- Problem description: Locate the string "Blend" in the listing below. Copy every line where it is found.

##### Material supplied #####

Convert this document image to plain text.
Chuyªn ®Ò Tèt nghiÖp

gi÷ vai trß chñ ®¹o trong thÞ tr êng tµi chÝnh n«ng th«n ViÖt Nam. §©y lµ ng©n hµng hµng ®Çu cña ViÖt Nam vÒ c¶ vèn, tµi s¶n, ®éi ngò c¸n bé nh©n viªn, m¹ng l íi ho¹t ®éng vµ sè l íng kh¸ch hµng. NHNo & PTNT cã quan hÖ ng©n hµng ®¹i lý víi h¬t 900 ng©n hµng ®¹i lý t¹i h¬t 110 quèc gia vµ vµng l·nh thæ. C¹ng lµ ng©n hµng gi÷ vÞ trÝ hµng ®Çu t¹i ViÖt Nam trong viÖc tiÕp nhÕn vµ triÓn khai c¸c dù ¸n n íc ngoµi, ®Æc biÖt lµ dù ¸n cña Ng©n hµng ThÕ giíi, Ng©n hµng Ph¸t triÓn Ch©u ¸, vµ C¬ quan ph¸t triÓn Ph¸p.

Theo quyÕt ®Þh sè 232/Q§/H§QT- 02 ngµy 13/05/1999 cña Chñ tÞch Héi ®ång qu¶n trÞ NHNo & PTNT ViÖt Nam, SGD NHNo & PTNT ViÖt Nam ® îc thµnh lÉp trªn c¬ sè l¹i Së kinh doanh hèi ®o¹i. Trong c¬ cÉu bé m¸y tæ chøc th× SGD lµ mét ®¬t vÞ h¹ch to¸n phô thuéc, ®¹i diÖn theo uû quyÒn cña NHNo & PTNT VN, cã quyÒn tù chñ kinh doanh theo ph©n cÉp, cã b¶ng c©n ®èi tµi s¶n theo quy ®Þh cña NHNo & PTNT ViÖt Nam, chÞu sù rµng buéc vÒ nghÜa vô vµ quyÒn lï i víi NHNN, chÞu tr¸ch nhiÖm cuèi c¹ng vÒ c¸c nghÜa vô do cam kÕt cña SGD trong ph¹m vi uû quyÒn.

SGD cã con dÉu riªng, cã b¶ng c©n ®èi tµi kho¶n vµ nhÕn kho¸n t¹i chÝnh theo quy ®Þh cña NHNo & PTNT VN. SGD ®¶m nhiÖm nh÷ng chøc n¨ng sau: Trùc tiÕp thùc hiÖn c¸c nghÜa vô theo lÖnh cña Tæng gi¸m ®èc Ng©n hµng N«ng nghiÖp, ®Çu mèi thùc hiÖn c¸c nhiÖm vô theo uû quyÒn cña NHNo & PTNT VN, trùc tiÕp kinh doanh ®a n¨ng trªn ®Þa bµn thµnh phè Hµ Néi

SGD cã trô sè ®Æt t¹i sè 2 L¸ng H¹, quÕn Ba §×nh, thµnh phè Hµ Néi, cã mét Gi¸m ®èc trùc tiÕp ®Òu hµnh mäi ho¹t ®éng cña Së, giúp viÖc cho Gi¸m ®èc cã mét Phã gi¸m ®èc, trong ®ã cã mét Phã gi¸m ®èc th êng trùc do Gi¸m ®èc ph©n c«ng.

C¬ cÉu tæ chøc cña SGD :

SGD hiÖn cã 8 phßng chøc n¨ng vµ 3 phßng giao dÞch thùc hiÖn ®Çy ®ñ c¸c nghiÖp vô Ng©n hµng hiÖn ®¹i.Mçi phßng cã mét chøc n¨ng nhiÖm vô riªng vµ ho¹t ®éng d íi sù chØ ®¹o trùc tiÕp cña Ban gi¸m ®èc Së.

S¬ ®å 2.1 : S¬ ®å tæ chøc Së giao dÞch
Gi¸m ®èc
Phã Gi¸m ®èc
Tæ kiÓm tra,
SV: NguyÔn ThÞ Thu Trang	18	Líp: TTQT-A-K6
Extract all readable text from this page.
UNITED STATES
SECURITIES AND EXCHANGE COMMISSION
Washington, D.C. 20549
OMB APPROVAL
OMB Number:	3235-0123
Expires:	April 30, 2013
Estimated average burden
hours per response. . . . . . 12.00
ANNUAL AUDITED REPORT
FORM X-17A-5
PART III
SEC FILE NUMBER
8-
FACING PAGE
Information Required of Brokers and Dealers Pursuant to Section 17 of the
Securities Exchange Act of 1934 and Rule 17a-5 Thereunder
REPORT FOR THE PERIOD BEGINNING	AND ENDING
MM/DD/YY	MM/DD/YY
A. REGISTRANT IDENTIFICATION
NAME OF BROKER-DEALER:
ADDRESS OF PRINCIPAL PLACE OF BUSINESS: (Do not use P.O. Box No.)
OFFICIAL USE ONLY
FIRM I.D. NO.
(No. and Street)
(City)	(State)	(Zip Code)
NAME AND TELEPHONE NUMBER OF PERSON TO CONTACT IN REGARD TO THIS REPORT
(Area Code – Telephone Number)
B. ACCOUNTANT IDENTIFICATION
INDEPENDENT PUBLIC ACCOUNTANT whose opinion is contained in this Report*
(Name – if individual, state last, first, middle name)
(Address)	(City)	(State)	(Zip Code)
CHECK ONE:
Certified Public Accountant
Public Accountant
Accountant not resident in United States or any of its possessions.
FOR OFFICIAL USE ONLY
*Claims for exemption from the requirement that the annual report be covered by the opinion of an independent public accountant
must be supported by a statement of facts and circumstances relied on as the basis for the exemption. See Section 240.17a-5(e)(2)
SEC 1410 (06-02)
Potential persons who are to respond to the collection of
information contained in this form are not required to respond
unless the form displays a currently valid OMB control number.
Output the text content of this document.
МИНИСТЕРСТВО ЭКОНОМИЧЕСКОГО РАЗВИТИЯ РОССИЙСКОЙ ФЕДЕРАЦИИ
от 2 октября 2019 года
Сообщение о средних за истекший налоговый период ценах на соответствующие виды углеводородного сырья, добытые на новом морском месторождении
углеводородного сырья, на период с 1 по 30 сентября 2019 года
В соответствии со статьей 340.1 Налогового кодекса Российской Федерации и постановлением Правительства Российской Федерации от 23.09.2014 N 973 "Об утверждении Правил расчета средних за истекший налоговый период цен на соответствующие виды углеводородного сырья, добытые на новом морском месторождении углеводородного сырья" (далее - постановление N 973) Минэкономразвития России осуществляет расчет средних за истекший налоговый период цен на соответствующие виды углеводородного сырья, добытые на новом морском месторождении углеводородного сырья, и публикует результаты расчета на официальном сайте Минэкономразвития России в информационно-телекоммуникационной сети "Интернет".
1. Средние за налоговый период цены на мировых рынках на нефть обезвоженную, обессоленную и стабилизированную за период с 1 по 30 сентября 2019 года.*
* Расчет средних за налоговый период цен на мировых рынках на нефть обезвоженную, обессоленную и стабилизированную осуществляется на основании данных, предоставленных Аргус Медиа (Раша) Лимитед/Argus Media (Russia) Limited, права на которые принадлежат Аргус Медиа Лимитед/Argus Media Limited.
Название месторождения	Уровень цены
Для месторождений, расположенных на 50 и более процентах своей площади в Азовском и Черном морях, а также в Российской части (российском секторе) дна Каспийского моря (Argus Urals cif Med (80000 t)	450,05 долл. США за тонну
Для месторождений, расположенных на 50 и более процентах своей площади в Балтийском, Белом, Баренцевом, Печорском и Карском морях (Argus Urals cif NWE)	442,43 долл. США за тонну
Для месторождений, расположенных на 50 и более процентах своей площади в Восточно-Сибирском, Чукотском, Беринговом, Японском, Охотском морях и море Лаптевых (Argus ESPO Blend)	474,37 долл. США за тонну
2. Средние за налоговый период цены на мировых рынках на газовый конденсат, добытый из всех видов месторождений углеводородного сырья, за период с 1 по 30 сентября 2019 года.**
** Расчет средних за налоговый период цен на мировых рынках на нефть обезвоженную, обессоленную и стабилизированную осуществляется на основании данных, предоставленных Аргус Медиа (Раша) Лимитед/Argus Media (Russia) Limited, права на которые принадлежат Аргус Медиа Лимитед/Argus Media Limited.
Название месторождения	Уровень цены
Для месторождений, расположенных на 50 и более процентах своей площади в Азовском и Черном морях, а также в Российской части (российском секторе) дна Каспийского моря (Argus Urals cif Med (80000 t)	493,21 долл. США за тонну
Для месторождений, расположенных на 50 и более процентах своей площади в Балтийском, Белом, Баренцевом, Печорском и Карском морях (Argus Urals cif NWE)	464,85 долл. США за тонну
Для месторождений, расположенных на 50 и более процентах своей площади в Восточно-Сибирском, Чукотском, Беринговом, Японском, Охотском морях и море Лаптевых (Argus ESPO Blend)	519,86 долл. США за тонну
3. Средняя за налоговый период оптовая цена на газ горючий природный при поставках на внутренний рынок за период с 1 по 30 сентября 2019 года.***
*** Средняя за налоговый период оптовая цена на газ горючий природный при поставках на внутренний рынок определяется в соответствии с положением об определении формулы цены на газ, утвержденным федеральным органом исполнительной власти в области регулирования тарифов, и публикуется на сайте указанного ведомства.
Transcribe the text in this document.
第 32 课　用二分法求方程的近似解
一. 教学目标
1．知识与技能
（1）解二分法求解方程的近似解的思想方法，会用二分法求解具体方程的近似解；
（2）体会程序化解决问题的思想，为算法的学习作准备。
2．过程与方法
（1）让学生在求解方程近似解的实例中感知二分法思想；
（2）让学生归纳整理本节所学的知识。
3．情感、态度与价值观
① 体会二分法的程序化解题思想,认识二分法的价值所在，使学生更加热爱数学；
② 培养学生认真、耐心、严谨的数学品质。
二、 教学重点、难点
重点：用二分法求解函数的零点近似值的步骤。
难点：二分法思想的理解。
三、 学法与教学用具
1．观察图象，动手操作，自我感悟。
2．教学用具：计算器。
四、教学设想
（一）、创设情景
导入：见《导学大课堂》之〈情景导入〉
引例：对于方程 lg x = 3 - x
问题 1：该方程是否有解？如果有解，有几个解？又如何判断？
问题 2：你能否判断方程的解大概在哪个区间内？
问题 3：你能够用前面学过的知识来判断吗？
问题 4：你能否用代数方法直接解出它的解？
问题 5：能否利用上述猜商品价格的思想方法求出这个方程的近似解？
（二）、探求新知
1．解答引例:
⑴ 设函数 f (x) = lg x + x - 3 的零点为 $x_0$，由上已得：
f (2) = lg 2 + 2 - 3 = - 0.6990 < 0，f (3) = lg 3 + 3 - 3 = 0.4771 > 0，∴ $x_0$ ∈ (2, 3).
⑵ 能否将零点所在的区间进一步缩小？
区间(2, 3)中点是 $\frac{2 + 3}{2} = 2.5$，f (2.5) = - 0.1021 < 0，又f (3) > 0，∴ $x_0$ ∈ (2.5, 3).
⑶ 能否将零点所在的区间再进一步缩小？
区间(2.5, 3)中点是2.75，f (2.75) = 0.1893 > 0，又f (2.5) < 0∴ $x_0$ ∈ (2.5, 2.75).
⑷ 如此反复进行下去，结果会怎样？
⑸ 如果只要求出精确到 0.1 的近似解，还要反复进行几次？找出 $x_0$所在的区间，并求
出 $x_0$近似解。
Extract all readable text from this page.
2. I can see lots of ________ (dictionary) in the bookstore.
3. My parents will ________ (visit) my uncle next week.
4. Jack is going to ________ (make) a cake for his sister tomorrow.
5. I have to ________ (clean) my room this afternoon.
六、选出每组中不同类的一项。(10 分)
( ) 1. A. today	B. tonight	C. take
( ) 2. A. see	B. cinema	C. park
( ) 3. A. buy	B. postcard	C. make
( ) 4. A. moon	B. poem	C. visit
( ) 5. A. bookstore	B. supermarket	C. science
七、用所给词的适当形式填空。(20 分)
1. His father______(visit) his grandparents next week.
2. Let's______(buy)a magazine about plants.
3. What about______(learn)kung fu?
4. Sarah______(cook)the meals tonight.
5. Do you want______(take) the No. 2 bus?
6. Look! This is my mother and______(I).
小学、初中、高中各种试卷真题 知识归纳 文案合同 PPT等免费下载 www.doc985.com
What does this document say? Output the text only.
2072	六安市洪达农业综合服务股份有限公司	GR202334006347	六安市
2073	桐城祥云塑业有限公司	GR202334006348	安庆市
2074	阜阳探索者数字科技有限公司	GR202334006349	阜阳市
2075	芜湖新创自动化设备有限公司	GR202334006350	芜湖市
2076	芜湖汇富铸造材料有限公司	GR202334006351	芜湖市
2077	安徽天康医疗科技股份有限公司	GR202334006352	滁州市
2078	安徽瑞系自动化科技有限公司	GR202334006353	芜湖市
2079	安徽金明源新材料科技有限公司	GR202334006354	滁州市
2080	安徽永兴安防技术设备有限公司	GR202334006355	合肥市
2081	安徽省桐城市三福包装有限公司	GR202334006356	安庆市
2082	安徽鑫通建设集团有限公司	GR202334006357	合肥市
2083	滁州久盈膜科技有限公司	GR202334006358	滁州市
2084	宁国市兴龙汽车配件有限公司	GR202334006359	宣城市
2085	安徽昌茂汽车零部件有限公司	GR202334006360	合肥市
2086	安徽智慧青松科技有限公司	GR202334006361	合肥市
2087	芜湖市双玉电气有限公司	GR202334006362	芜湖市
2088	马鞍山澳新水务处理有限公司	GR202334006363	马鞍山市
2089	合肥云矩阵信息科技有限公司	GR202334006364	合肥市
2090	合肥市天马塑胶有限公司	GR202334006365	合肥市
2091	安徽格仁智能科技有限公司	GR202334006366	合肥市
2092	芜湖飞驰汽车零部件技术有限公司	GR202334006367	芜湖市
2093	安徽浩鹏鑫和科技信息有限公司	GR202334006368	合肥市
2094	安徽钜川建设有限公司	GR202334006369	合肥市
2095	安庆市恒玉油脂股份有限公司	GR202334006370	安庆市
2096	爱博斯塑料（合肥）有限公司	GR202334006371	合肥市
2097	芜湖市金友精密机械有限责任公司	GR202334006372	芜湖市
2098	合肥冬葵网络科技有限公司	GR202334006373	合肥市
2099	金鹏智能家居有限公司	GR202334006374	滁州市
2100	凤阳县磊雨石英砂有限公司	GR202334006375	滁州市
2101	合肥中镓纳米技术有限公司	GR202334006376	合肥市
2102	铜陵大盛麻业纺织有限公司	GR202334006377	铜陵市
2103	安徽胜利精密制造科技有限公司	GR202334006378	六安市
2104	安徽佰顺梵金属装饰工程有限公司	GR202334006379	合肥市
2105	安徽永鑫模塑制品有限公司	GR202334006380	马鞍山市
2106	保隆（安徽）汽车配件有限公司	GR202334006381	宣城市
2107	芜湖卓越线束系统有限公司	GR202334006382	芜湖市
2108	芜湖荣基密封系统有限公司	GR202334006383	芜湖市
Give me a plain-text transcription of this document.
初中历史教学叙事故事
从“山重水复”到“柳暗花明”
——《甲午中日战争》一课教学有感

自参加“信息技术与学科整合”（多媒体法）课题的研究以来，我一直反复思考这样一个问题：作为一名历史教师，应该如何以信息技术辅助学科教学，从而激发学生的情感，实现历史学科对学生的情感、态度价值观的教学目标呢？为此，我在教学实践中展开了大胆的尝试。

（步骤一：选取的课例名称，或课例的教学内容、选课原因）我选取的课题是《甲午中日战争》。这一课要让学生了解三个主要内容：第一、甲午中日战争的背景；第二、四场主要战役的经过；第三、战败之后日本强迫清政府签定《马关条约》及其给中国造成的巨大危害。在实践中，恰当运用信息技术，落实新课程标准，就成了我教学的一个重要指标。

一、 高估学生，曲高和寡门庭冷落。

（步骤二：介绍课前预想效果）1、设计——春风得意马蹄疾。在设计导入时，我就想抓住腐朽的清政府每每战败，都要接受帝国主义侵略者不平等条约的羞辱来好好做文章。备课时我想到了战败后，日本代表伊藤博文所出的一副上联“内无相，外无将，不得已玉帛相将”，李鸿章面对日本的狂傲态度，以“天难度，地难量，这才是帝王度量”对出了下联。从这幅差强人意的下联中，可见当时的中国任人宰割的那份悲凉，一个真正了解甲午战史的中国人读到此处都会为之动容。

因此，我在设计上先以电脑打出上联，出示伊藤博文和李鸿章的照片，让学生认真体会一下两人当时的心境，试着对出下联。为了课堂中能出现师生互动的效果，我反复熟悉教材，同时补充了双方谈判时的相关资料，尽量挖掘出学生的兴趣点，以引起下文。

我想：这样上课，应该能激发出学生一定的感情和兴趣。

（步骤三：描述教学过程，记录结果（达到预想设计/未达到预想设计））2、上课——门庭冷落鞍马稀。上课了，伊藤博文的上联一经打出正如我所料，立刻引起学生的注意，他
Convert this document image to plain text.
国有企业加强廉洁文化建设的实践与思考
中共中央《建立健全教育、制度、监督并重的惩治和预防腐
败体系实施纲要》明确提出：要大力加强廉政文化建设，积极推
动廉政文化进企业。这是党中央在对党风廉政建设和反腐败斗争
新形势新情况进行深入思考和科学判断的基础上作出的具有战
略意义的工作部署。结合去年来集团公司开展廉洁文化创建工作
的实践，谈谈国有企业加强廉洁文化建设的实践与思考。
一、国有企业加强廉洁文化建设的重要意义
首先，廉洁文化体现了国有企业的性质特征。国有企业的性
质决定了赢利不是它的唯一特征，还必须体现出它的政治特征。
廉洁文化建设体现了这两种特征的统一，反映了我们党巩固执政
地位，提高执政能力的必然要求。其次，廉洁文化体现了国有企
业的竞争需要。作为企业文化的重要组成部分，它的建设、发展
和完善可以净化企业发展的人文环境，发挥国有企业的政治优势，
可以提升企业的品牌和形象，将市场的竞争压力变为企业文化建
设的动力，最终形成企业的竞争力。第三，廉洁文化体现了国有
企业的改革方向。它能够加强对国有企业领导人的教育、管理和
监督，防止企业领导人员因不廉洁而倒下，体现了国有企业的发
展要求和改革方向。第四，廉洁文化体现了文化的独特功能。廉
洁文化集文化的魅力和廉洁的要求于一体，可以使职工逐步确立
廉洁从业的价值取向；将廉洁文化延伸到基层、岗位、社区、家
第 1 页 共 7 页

#####

- Complete output:
Для месторождений, расположенных на 50 и более процентах своей площади в Восточно-Сибирском, Чукотском, Беринговом, Японском, Охотском морях и море Лаптевых (Argus ESPO Blend)	474,37 долл. США за тонну
Для месторождений, расположенных на 50 и более процентах своей площади в Восточно-Сибирском, Чукотском, Беринговом, Японском, Охотском морях и море Лаптевых (Argus ESPO Blend)	519,86 долл. США за тонну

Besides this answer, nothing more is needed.